[BEGIN Excerpt]
Also, tried slots 1 and 2 and tested it and it had the same problem.


----------



## HostileRadish (Aug 19, 2004)

That's odd.  I tested the 1-2 combo today, and it worked.  I also tested them individually in each dimm slot and it worked, as well as using dimm slots 2 and 3... the only combo that didn't work was 1-3.

Edit:  It says that it worked in the 1-2 slots, but I had a couple of lockup problems still...


----------



## Praetor (Aug 23, 2004)

Could it be overheating memory?


----------



## HostileRadish (Aug 28, 2004)

It seems to restart faster at a higher FSB than a lower FSB (200=faster restarts than 166)... could it be the heat like you're saying?  If so, is there a way to check it?  And would something like this help?  

http://www.newegg.com/app/ViewProductDesc.asp?description=35-110-105&depa=0

Edit:  Do you know of any other ways to cool the memory in the system?


----------



## Praetor (Aug 28, 2004)

> It seems to restart faster at a higher FSB than a lower FSB (200=faster restarts than 166)... could it be the heat like you're saying?


Probably not heat... sounds like either poopy memory or your timings are too agressive.



> Do you know of any other ways to cool the memory in the system?


http://www.xoxide.com/theracmemcoo.html


----------
[END Excerpt]
[BEGIN Supplied records]
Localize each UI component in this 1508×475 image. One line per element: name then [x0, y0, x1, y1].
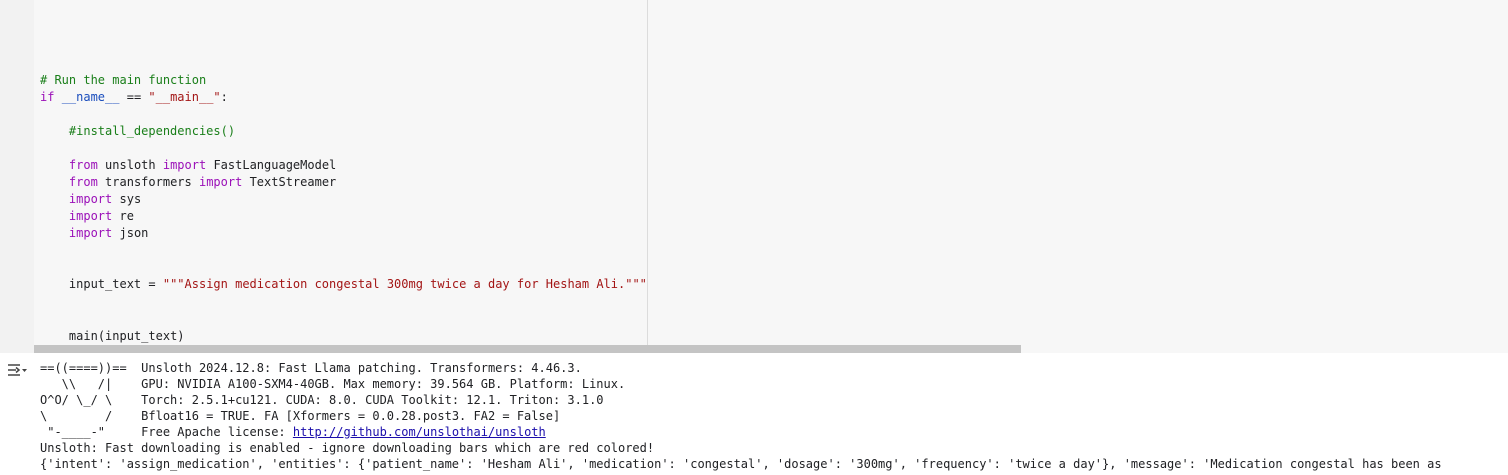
module-token: sys — [119, 192, 142, 206]
code-line-import-json: import json — [40, 225, 149, 242]
comment-token: #install_dependencies() — [68, 124, 236, 138]
code-line-import-sys: import sys — [40, 191, 141, 208]
unsloth-github-link[interactable]: http://github.com/unslothai/unsloth — [293, 425, 546, 439]
output-fast-download-line: Unsloth: Fast downloading is enabled - i… — [40, 441, 655, 455]
notebook-page: # Run the main function if __name__ == "… — [0, 0, 1508, 475]
operator-token: = — [148, 277, 156, 291]
banner-text: Free Apache license: — [141, 425, 293, 439]
keyword-token: from — [68, 158, 98, 172]
code-line-comment: # Run the main function — [40, 72, 206, 89]
output-banner-line: \\ /| GPU: NVIDIA A100-SXM4-40GB. Max me… — [40, 376, 626, 392]
name-token: TextStreamer — [249, 175, 337, 189]
keyword-token: import — [198, 175, 243, 189]
line-length-ruler — [647, 0, 648, 353]
comment-token: # Run the main function — [40, 73, 207, 87]
banner-art: \\ /| — [40, 377, 113, 391]
operator-token: == — [126, 90, 142, 104]
name-token: FastLanguageModel — [213, 158, 337, 172]
banner-art: O^O/ \_/ \ — [40, 393, 113, 407]
code-editor[interactable]: # Run the main function if __name__ == "… — [34, 0, 1508, 353]
output-banner-line: O^O/ \_/ \ Torch: 2.5.1+cu121. CUDA: 8.0… — [40, 392, 604, 408]
banner-art: "-____-" — [40, 425, 106, 439]
output-collapse-icon[interactable] — [6, 361, 28, 379]
keyword-token: import — [162, 158, 207, 172]
cell-gutter — [0, 0, 34, 353]
banner-art: ==((====))== — [40, 361, 127, 375]
banner-text: Torch: 2.5.1+cu121. CUDA: 8.0. CUDA Tool… — [141, 393, 604, 407]
output-result-line: {'intent': 'assign_medication', 'entitie… — [40, 457, 1442, 471]
horizontal-scrollbar[interactable] — [34, 345, 1021, 353]
module-token: json — [119, 226, 149, 240]
code-line-import-re: import re — [40, 208, 134, 225]
keyword-token: import — [68, 226, 113, 240]
keyword-token: import — [68, 209, 113, 223]
function-token: main — [68, 329, 98, 343]
code-cell[interactable]: # Run the main function if __name__ == "… — [0, 0, 1508, 353]
keyword-token: from — [68, 175, 98, 189]
output-banner-line: ==((====))== Unsloth 2024.12.8: Fast Lla… — [40, 360, 582, 376]
keyword-token: if — [40, 90, 55, 104]
banner-text: Unsloth 2024.12.8: Fast Llama patching. … — [141, 361, 582, 375]
module-token: unsloth — [105, 158, 156, 172]
module-token: transformers — [105, 175, 192, 189]
code-line-import-transformers: from transformers import TextStreamer — [40, 174, 336, 191]
string-token: "__main__" — [148, 90, 221, 104]
banner-text: Bfloat16 = TRUE. FA [Xformers = 0.0.28.p… — [141, 409, 561, 423]
paren-token: ( — [97, 329, 106, 343]
code-line-if: if __name__ == "__main__": — [40, 89, 228, 106]
variable-token: input_text — [68, 277, 142, 291]
output-banner-line: \ / Bfloat16 = TRUE. FA [Xformers = 0.0.… — [40, 408, 560, 424]
argument-token: input_text — [105, 329, 178, 343]
cell-output: ==((====))== Unsloth 2024.12.8: Fast Lla… — [0, 353, 1508, 475]
banner-art: \ / — [40, 409, 113, 423]
code-line-import-unsloth: from unsloth import FastLanguageModel — [40, 157, 336, 174]
code-line-input-text: input_text = """Assign medication conges… — [40, 276, 647, 293]
dunder-token: __name__ — [61, 90, 120, 104]
keyword-token: import — [68, 192, 113, 206]
code-line-install-comment: #install_dependencies() — [40, 123, 235, 140]
code-line-main-call: main(input_text) — [40, 328, 185, 345]
colon-token: : — [220, 90, 228, 104]
string-token: """Assign medication congestal 300mg twi… — [162, 277, 647, 291]
module-token: re — [119, 209, 134, 223]
banner-text: GPU: NVIDIA A100-SXM4-40GB. Max memory: … — [141, 377, 626, 391]
output-banner-line: "-____-" Free Apache license: http://git… — [40, 424, 546, 440]
paren-token: ) — [177, 329, 185, 343]
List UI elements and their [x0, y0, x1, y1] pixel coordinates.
[END Supplied records]
What you are asked to do
Revise the memory-troubleshooting thread from "## Praetor (Aug 23, 2004)" through "like this help?", replacing "FSB" with "front-side bus speed" throughout that stretch.

Complete output
## Praetor (Aug 23, 2004)

Could it be overheating memory?


----------



## HostileRadish (Aug 28, 2004)

It seems to restart faster at a higher front-side bus speed than a lower front-side bus speed (200=faster restarts than 166)... could it be the heat like you're saying?  If so, is there a way to check it?  And would something like this help?